» What is asked:
Set down the lines below exactly as they appear, from the first one through the line containing "- s11-same-top-1: 同板顶纵筋: [432, 584, 495, 599]", with both of those included.

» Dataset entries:
╔══

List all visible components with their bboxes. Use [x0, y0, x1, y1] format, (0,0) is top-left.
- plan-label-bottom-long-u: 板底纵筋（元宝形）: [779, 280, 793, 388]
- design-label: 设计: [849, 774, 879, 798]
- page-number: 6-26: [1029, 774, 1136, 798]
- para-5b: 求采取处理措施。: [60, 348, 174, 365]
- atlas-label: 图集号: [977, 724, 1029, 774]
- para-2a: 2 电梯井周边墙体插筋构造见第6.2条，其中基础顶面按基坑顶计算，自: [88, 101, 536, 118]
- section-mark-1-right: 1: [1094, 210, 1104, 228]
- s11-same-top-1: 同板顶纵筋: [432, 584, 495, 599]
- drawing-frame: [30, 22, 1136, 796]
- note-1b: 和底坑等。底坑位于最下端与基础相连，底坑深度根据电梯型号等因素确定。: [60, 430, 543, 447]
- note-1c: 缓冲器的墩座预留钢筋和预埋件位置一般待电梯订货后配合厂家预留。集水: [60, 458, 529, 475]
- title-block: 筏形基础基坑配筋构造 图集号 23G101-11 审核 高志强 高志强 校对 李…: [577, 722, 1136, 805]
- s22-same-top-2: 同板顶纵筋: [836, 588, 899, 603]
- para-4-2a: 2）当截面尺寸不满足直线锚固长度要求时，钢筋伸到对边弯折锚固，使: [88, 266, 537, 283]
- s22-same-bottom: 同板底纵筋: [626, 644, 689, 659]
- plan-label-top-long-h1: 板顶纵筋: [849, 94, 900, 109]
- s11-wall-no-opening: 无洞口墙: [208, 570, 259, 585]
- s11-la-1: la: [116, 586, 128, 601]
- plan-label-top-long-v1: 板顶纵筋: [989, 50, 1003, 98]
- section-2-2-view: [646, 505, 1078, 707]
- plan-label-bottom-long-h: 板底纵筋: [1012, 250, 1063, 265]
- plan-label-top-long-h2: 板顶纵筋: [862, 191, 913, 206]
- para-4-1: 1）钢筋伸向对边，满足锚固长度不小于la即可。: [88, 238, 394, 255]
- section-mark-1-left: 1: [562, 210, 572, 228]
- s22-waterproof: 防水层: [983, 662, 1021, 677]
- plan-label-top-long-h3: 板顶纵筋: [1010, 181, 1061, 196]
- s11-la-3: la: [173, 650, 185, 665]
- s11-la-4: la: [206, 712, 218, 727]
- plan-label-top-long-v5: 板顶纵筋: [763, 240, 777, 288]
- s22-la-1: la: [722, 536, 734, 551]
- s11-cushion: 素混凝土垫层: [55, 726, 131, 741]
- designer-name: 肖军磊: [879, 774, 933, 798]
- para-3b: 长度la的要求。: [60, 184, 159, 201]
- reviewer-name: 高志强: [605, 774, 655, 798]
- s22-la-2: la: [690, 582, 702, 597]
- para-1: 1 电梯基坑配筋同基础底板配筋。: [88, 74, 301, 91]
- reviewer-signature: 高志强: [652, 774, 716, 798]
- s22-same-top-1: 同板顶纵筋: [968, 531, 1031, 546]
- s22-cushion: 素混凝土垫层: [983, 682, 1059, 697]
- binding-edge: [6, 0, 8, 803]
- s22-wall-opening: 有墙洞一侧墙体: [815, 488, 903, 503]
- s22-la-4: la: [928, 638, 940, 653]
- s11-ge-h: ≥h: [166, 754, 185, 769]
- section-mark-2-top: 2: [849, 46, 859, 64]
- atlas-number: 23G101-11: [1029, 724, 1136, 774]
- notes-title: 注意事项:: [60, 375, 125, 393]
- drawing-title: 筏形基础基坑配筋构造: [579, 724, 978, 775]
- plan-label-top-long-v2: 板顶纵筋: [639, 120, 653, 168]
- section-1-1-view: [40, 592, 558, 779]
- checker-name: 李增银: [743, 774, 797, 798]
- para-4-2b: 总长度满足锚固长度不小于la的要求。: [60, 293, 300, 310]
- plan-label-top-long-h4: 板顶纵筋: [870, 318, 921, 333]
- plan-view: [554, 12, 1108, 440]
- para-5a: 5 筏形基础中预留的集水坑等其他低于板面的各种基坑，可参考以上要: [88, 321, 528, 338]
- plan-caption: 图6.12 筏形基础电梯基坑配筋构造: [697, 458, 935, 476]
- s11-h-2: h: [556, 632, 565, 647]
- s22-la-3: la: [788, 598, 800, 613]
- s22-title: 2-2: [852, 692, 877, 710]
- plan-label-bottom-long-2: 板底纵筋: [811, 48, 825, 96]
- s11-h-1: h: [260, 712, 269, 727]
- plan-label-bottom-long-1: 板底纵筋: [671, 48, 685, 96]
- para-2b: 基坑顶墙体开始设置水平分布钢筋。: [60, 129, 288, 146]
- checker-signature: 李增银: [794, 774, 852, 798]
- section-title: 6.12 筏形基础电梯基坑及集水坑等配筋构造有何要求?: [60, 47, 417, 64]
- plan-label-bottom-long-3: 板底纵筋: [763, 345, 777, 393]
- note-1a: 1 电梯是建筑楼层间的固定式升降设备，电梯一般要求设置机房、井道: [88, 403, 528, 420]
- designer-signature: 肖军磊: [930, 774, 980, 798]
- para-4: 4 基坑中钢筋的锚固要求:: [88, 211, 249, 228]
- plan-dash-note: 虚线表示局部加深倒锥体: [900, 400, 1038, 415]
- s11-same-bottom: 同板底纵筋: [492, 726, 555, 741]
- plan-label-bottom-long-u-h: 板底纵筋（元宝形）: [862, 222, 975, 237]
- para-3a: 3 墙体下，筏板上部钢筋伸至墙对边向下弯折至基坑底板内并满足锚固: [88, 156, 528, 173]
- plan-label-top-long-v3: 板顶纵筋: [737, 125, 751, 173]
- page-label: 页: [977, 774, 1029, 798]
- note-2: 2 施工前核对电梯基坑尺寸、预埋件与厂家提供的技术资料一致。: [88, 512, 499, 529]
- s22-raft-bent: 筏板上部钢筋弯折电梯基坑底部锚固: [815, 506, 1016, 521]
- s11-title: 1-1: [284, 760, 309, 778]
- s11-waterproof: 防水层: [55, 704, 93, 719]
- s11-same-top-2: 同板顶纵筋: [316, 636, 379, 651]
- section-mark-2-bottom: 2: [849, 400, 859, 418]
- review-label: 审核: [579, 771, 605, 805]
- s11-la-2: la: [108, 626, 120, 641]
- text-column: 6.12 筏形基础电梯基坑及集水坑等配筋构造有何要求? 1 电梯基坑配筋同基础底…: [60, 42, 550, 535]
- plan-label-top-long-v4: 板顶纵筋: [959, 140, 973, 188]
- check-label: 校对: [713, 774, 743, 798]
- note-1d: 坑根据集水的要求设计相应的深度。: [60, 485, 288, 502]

╚══

» Reply to the task:
List all visible components with their bboxes. Use [x0, y0, x1, y1] format, (0,0) is top-left.
- plan-label-bottom-long-u: 板底纵筋（元宝形）: [779, 280, 793, 388]
- design-label: 设计: [849, 774, 879, 798]
- page-number: 6-26: [1029, 774, 1136, 798]
- para-5b: 求采取处理措施。: [60, 348, 174, 365]
- atlas-label: 图集号: [977, 724, 1029, 774]
- para-2a: 2 电梯井周边墙体插筋构造见第6.2条，其中基础顶面按基坑顶计算，自: [88, 101, 536, 118]
- section-mark-1-right: 1: [1094, 210, 1104, 228]
- s11-same-top-1: 同板顶纵筋: [432, 584, 495, 599]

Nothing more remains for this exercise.